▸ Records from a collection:

================

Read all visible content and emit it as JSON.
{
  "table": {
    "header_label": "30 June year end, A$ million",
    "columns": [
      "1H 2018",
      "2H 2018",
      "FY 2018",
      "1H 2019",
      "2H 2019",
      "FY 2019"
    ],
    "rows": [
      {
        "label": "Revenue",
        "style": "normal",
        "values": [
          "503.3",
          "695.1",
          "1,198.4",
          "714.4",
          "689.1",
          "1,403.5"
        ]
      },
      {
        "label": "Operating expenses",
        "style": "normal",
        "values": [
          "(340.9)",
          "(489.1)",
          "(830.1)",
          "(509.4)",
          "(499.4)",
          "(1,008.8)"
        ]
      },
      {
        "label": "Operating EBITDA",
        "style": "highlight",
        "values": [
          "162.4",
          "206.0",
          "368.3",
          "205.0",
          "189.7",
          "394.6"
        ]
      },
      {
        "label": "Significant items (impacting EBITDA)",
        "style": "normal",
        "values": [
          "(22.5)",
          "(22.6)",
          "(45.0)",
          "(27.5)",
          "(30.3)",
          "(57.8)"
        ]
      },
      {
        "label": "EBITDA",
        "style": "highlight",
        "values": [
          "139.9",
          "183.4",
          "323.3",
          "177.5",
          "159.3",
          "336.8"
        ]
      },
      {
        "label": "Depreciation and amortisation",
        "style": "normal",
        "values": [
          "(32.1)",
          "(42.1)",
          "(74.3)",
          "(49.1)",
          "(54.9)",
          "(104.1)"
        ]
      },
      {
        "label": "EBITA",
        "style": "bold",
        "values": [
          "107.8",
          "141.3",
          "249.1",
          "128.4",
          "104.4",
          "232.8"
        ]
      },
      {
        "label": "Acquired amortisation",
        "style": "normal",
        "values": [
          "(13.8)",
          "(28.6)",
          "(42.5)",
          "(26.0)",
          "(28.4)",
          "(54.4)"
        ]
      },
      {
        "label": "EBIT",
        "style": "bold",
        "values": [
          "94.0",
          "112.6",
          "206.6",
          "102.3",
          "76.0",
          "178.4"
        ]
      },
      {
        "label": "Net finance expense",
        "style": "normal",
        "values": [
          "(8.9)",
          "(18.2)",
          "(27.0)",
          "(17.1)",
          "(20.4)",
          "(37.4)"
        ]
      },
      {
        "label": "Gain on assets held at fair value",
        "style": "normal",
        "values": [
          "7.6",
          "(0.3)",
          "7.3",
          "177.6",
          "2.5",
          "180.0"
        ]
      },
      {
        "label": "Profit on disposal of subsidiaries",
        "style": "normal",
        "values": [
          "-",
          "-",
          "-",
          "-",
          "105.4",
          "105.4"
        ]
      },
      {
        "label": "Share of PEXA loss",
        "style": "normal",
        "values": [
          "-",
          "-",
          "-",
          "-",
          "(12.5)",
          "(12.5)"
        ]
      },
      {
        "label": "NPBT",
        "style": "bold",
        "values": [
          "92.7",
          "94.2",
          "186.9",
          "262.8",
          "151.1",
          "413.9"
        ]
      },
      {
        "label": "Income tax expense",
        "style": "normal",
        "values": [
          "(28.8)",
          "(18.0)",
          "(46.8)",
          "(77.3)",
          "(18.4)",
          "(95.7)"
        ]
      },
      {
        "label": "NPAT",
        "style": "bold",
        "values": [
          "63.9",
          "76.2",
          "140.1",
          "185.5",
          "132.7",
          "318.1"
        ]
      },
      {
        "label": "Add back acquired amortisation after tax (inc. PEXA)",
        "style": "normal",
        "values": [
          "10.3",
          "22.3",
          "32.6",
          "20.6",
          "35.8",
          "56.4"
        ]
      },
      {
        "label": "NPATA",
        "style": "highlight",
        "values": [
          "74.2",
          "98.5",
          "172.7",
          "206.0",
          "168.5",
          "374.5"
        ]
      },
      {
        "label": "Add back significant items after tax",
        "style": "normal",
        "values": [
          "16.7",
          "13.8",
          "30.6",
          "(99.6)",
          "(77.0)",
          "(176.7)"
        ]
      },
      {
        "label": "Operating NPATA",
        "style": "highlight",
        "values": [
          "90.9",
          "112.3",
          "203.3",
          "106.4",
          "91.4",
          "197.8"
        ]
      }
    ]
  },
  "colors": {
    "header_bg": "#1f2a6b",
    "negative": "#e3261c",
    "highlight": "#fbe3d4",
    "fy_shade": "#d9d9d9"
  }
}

================

Restate the listing in full, word for word.

Read all visible content and emit it as JSON.
{
  "table": {
    "header_label": "30 June year end, A$ million",
    "columns": [
      "1H 2018",
      "2H 2018",
      "FY 2018",
      "1H 2019",
      "2H 2019",
      "FY 2019"
    ],
    "rows": [
      {
        "label": "Revenue",
        "style": "normal",
        "values": [
          "503.3",
          "695.1",
          "1,198.4",
          "714.4",
          "689.1",
          "1,403.5"
        ]
      },
      {
        "label": "Operating expenses",
        "style": "normal",
        "values": [
          "(340.9)",
          "(489.1)",
          "(830.1)",
          "(509.4)",
          "(499.4)",
          "(1,008.8)"
        ]
      },
      {
        "label": "Operating EBITDA",
        "style": "highlight",
        "values": [
          "162.4",
          "206.0",
          "368.3",
          "205.0",
          "189.7",
          "394.6"
        ]
      },
      {
        "label": "Significant items (impacting EBITDA)",
        "style": "normal",
        "values": [
          "(22.5)",
          "(22.6)",
          "(45.0)",
          "(27.5)",
          "(30.3)",
          "(57.8)"
        ]
      },
      {
        "label": "EBITDA",
        "style": "highlight",
        "values": [
          "139.9",
          "183.4",
          "323.3",
          "177.5",
          "159.3",
          "336.8"
        ]
      },
      {
        "label": "Depreciation and amortisation",
        "style": "normal",
        "values": [
          "(32.1)",
          "(42.1)",
          "(74.3)",
          "(49.1)",
          "(54.9)",
          "(104.1)"
        ]
      },
      {
        "label": "EBITA",
        "style": "bold",
        "values": [
          "107.8",
          "141.3",
          "249.1",
          "128.4",
          "104.4",
          "232.8"
        ]
      },
      {
        "label": "Acquired amortisation",
        "style": "normal",
        "values": [
          "(13.8)",
          "(28.6)",
          "(42.5)",
          "(26.0)",
          "(28.4)",
          "(54.4)"
        ]
      },
      {
        "label": "EBIT",
        "style": "bold",
        "values": [
          "94.0",
          "112.6",
          "206.6",
          "102.3",
          "76.0",
          "178.4"
        ]
      },
      {
        "label": "Net finance expense",
        "style": "normal",
        "values": [
          "(8.9)",
          "(18.2)",
          "(27.0)",
          "(17.1)",
          "(20.4)",
          "(37.4)"
        ]
      },
      {
        "label": "Gain on assets held at fair value",
        "style": "normal",
        "values": [
          "7.6",
          "(0.3)",
          "7.3",
          "177.6",
          "2.5",
          "180.0"
        ]
      },
      {
        "label": "Profit on disposal of subsidiaries",
        "style": "normal",
        "values": [
          "-",
          "-",
          "-",
          "-",
          "105.4",
          "105.4"
        ]
      },
      {
        "label": "Share of PEXA loss",
        "style": "normal",
        "values": [
          "-",
          "-",
          "-",
          "-",
          "(12.5)",
          "(12.5)"
        ]
      },
      {
        "label": "NPBT",
        "style": "bold",
        "values": [
          "92.7",
          "94.2",
          "186.9",
          "262.8",
          "151.1",
          "413.9"
        ]
      },
      {
        "label": "Income tax expense",
        "style": "normal",
        "values": [
          "(28.8)",
          "(18.0)",
          "(46.8)",
          "(77.3)",
          "(18.4)",
          "(95.7)"
        ]
      },
      {
        "label": "NPAT",
        "style": "bold",
        "values": [
          "63.9",
          "76.2",
          "140.1",
          "185.5",
          "132.7",
          "318.1"
        ]
      },
      {
        "label": "Add back acquired amortisation after tax (inc. PEXA)",
        "style": "normal",
        "values": [
          "10.3",
          "22.3",
          "32.6",
          "20.6",
          "35.8",
          "56.4"
        ]
      },
      {
        "label": "NPATA",
        "style": "highlight",
        "values": [
          "74.2",
          "98.5",
          "172.7",
          "206.0",
          "168.5",
          "374.5"
        ]
      },
      {
        "label": "Add back significant items after tax",
        "style": "normal",
        "values": [
          "16.7",
          "13.8",
          "30.6",
          "(99.6)",
          "(77.0)",
          "(176.7)"
        ]
      },
      {
        "label": "Operating NPATA",
        "style": "highlight",
        "values": [
          "90.9",
          "112.3",
          "203.3",
          "106.4",
          "91.4",
          "197.8"
        ]
      }
    ]
  },
  "colors": {
    "header_bg": "#1f2a6b",
    "negative": "#e3261c",
    "highlight": "#fbe3d4",
    "fy_shade": "#d9d9d9"
  }
}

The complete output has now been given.